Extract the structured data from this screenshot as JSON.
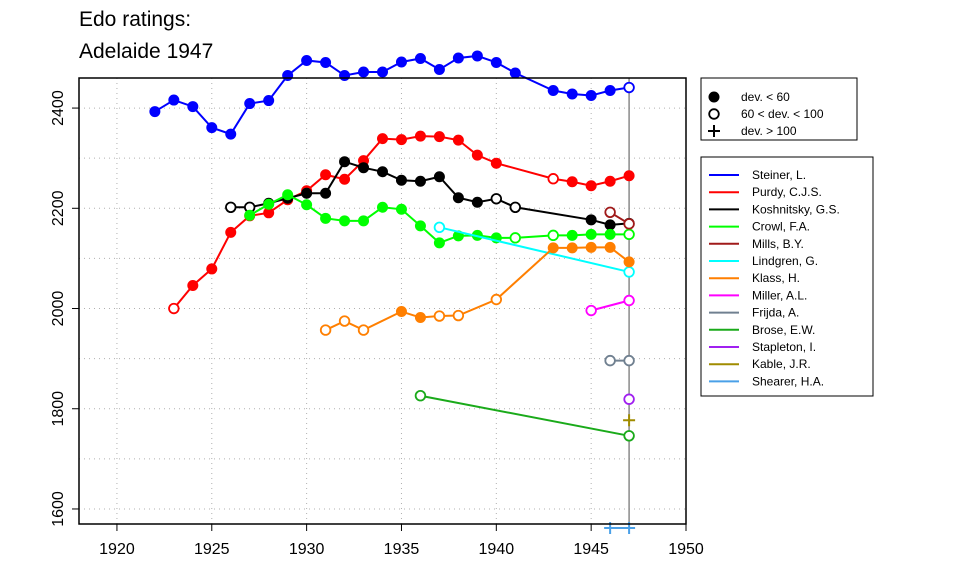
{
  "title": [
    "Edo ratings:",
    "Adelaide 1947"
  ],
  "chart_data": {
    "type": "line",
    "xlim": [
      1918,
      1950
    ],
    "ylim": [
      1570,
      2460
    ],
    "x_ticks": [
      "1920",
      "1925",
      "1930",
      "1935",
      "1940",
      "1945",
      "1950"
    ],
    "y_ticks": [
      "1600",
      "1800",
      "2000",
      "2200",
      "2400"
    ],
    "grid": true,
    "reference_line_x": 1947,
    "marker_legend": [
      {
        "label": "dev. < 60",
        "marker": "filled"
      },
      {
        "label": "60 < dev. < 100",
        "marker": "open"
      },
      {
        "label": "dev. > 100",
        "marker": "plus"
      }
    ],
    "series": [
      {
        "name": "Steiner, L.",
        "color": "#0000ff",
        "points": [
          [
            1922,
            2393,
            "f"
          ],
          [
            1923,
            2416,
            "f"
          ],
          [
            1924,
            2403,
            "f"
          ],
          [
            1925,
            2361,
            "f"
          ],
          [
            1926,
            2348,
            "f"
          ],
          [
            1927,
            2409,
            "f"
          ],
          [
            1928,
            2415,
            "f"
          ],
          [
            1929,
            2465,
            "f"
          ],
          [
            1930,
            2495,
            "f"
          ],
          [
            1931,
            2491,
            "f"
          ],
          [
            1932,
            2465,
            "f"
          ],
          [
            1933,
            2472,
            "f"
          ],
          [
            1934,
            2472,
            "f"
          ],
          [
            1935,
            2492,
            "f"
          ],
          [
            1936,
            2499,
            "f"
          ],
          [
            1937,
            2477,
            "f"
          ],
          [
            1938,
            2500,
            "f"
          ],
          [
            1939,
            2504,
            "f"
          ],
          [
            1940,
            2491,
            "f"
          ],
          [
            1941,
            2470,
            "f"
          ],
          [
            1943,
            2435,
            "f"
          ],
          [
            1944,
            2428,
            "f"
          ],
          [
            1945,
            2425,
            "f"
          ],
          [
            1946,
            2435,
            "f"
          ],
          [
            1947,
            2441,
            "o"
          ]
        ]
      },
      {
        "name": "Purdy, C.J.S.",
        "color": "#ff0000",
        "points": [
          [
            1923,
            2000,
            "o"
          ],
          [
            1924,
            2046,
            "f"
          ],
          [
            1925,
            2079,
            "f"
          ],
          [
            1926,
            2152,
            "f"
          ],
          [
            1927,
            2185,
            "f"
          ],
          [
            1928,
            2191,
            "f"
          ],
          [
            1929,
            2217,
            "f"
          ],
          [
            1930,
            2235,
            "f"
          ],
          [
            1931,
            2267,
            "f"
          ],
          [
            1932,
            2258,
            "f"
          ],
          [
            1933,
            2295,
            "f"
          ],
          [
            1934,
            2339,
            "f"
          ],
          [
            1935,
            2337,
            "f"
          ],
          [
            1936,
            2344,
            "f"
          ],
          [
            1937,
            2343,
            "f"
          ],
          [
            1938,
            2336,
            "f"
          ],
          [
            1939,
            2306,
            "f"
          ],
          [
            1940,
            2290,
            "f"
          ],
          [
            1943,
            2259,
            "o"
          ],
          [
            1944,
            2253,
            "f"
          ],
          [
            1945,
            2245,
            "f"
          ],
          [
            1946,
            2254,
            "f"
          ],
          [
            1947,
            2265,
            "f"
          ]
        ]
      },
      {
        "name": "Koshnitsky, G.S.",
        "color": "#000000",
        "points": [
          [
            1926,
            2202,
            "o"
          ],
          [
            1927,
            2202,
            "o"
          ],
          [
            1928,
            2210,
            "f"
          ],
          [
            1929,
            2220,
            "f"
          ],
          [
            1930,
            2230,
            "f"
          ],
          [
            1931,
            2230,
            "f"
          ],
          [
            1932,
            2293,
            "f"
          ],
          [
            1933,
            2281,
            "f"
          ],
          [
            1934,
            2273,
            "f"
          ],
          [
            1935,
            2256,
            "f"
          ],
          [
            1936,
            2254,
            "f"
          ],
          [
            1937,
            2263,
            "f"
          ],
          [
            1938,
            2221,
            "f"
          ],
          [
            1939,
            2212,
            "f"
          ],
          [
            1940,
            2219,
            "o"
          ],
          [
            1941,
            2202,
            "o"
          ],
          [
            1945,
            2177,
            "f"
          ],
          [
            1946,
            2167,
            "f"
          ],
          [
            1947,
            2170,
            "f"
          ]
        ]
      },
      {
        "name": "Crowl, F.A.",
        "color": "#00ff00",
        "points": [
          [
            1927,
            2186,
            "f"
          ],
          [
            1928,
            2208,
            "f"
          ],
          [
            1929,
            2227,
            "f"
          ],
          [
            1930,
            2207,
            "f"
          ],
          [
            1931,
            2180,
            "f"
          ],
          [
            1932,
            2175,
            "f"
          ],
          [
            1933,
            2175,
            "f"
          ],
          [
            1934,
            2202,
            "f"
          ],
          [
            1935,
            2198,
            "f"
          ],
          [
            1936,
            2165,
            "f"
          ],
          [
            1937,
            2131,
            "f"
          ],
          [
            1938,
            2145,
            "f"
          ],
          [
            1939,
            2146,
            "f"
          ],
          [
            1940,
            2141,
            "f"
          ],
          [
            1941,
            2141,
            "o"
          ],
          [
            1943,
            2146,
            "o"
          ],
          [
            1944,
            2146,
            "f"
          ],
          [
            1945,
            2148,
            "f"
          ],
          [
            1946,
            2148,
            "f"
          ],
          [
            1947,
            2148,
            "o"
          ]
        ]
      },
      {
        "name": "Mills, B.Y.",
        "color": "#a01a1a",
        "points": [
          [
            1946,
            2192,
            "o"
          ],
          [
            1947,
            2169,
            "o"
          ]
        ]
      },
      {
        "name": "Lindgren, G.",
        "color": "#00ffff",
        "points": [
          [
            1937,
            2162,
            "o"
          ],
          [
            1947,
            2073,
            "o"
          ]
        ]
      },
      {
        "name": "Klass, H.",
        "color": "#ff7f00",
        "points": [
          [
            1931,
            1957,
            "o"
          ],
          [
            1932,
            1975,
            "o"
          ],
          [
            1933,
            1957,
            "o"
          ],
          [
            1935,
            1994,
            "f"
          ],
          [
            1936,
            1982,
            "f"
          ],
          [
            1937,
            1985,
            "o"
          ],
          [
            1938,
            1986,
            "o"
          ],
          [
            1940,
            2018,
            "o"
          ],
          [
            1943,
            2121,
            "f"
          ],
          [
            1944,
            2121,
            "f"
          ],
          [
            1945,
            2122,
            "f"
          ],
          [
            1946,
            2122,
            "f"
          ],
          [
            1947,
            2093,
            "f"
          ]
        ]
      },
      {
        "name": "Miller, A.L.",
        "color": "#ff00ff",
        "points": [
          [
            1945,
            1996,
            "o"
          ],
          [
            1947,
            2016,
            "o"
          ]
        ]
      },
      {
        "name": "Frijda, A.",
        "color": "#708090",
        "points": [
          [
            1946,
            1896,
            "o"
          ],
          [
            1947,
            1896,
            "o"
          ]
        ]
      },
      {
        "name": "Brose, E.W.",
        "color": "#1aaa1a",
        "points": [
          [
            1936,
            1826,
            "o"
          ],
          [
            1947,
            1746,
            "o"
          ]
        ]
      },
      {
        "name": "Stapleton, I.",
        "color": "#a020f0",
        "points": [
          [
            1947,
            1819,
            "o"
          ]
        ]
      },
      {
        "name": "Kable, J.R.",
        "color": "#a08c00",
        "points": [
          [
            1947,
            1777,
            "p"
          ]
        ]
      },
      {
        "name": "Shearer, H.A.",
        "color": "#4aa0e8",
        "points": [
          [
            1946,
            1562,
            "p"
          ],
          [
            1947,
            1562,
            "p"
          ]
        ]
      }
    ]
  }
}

============================================================

→ **Written instruction**
Take the data above and repeat it exactly, leaving each picture out.

→ **Result for this task**
Extract the structured data from this screenshot as JSON.
{
  "title": [
    "Edo ratings:",
    "Adelaide 1947"
  ],
  "chart_data": {
    "type": "line",
    "xlim": [
      1918,
      1950
    ],
    "ylim": [
      1570,
      2460
    ],
    "x_ticks": [
      "1920",
      "1925",
      "1930",
      "1935",
      "1940",
      "1945",
      "1950"
    ],
    "y_ticks": [
      "1600",
      "1800",
      "2000",
      "2200",
      "2400"
    ],
    "grid": true,
    "reference_line_x": 1947,
    "marker_legend": [
      {
        "label": "dev. < 60",
        "marker": "filled"
      },
      {
        "label": "60 < dev. < 100",
        "marker": "open"
      },
      {
        "label": "dev. > 100",
        "marker": "plus"
      }
    ],
    "series": [
      {
        "name": "Steiner, L.",
        "color": "#0000ff",
        "points": [
          [
            1922,
            2393,
            "f"
          ],
          [
            1923,
            2416,
            "f"
          ],
          [
            1924,
            2403,
            "f"
          ],
          [
            1925,
            2361,
            "f"
          ],
          [
            1926,
            2348,
            "f"
          ],
          [
            1927,
            2409,
            "f"
          ],
          [
            1928,
            2415,
            "f"
          ],
          [
            1929,
            2465,
            "f"
          ],
          [
            1930,
            2495,
            "f"
          ],
          [
            1931,
            2491,
            "f"
          ],
          [
            1932,
            2465,
            "f"
          ],
          [
            1933,
            2472,
            "f"
          ],
          [
            1934,
            2472,
            "f"
          ],
          [
            1935,
            2492,
            "f"
          ],
          [
            1936,
            2499,
            "f"
          ],
          [
            1937,
            2477,
            "f"
          ],
          [
            1938,
            2500,
            "f"
          ],
          [
            1939,
            2504,
            "f"
          ],
          [
            1940,
            2491,
            "f"
          ],
          [
            1941,
            2470,
            "f"
          ],
          [
            1943,
            2435,
            "f"
          ],
          [
            1944,
            2428,
            "f"
          ],
          [
            1945,
            2425,
            "f"
          ],
          [
            1946,
            2435,
            "f"
          ],
          [
            1947,
            2441,
            "o"
          ]
        ]
      },
      {
        "name": "Purdy, C.J.S.",
        "color": "#ff0000",
        "points": [
          [
            1923,
            2000,
            "o"
          ],
          [
            1924,
            2046,
            "f"
          ],
          [
            1925,
            2079,
            "f"
          ],
          [
            1926,
            2152,
            "f"
          ],
          [
            1927,
            2185,
            "f"
          ],
          [
            1928,
            2191,
            "f"
          ],
          [
            1929,
            2217,
            "f"
          ],
          [
            1930,
            2235,
            "f"
          ],
          [
            1931,
            2267,
            "f"
          ],
          [
            1932,
            2258,
            "f"
          ],
          [
            1933,
            2295,
            "f"
          ],
          [
            1934,
            2339,
            "f"
          ],
          [
            1935,
            2337,
            "f"
          ],
          [
            1936,
            2344,
            "f"
          ],
          [
            1937,
            2343,
            "f"
          ],
          [
            1938,
            2336,
            "f"
          ],
          [
            1939,
            2306,
            "f"
          ],
          [
            1940,
            2290,
            "f"
          ],
          [
            1943,
            2259,
            "o"
          ],
          [
            1944,
            2253,
            "f"
          ],
          [
            1945,
            2245,
            "f"
          ],
          [
            1946,
            2254,
            "f"
          ],
          [
            1947,
            2265,
            "f"
          ]
        ]
      },
      {
        "name": "Koshnitsky, G.S.",
        "color": "#000000",
        "points": [
          [
            1926,
            2202,
            "o"
          ],
          [
            1927,
            2202,
            "o"
          ],
          [
            1928,
            2210,
            "f"
          ],
          [
            1929,
            2220,
            "f"
          ],
          [
            1930,
            2230,
            "f"
          ],
          [
            1931,
            2230,
            "f"
          ],
          [
            1932,
            2293,
            "f"
          ],
          [
            1933,
            2281,
            "f"
          ],
          [
            1934,
            2273,
            "f"
          ],
          [
            1935,
            2256,
            "f"
          ],
          [
            1936,
            2254,
            "f"
          ],
          [
            1937,
            2263,
            "f"
          ],
          [
            1938,
            2221,
            "f"
          ],
          [
            1939,
            2212,
            "f"
          ],
          [
            1940,
            2219,
            "o"
          ],
          [
            1941,
            2202,
            "o"
          ],
          [
            1945,
            2177,
            "f"
          ],
          [
            1946,
            2167,
            "f"
          ],
          [
            1947,
            2170,
            "f"
          ]
        ]
      },
      {
        "name": "Crowl, F.A.",
        "color": "#00ff00",
        "points": [
          [
            1927,
            2186,
            "f"
          ],
          [
            1928,
            2208,
            "f"
          ],
          [
            1929,
            2227,
            "f"
          ],
          [
            1930,
            2207,
            "f"
          ],
          [
            1931,
            2180,
            "f"
          ],
          [
            1932,
            2175,
            "f"
          ],
          [
            1933,
            2175,
            "f"
          ],
          [
            1934,
            2202,
            "f"
          ],
          [
            1935,
            2198,
            "f"
          ],
          [
            1936,
            2165,
            "f"
          ],
          [
            1937,
            2131,
            "f"
          ],
          [
            1938,
            2145,
            "f"
          ],
          [
            1939,
            2146,
            "f"
          ],
          [
            1940,
            2141,
            "f"
          ],
          [
            1941,
            2141,
            "o"
          ],
          [
            1943,
            2146,
            "o"
          ],
          [
            1944,
            2146,
            "f"
          ],
          [
            1945,
            2148,
            "f"
          ],
          [
            1946,
            2148,
            "f"
          ],
          [
            1947,
            2148,
            "o"
          ]
        ]
      },
      {
        "name": "Mills, B.Y.",
        "color": "#a01a1a",
        "points": [
          [
            1946,
            2192,
            "o"
          ],
          [
            1947,
            2169,
            "o"
          ]
        ]
      },
      {
        "name": "Lindgren, G.",
        "color": "#00ffff",
        "points": [
          [
            1937,
            2162,
            "o"
          ],
          [
            1947,
            2073,
            "o"
          ]
        ]
      },
      {
        "name": "Klass, H.",
        "color": "#ff7f00",
        "points": [
          [
            1931,
            1957,
            "o"
          ],
          [
            1932,
            1975,
            "o"
          ],
          [
            1933,
            1957,
            "o"
          ],
          [
            1935,
            1994,
            "f"
          ],
          [
            1936,
            1982,
            "f"
          ],
          [
            1937,
            1985,
            "o"
          ],
          [
            1938,
            1986,
            "o"
          ],
          [
            1940,
            2018,
            "o"
          ],
          [
            1943,
            2121,
            "f"
          ],
          [
            1944,
            2121,
            "f"
          ],
          [
            1945,
            2122,
            "f"
          ],
          [
            1946,
            2122,
            "f"
          ],
          [
            1947,
            2093,
            "f"
          ]
        ]
      },
      {
        "name": "Miller, A.L.",
        "color": "#ff00ff",
        "points": [
          [
            1945,
            1996,
            "o"
          ],
          [
            1947,
            2016,
            "o"
          ]
        ]
      },
      {
        "name": "Frijda, A.",
        "color": "#708090",
        "points": [
          [
            1946,
            1896,
            "o"
          ],
          [
            1947,
            1896,
            "o"
          ]
        ]
      },
      {
        "name": "Brose, E.W.",
        "color": "#1aaa1a",
        "points": [
          [
            1936,
            1826,
            "o"
          ],
          [
            1947,
            1746,
            "o"
          ]
        ]
      },
      {
        "name": "Stapleton, I.",
        "color": "#a020f0",
        "points": [
          [
            1947,
            1819,
            "o"
          ]
        ]
      },
      {
        "name": "Kable, J.R.",
        "color": "#a08c00",
        "points": [
          [
            1947,
            1777,
            "p"
          ]
        ]
      },
      {
        "name": "Shearer, H.A.",
        "color": "#4aa0e8",
        "points": [
          [
            1946,
            1562,
            "p"
          ],
          [
            1947,
            1562,
            "p"
          ]
        ]
      }
    ]
  }
}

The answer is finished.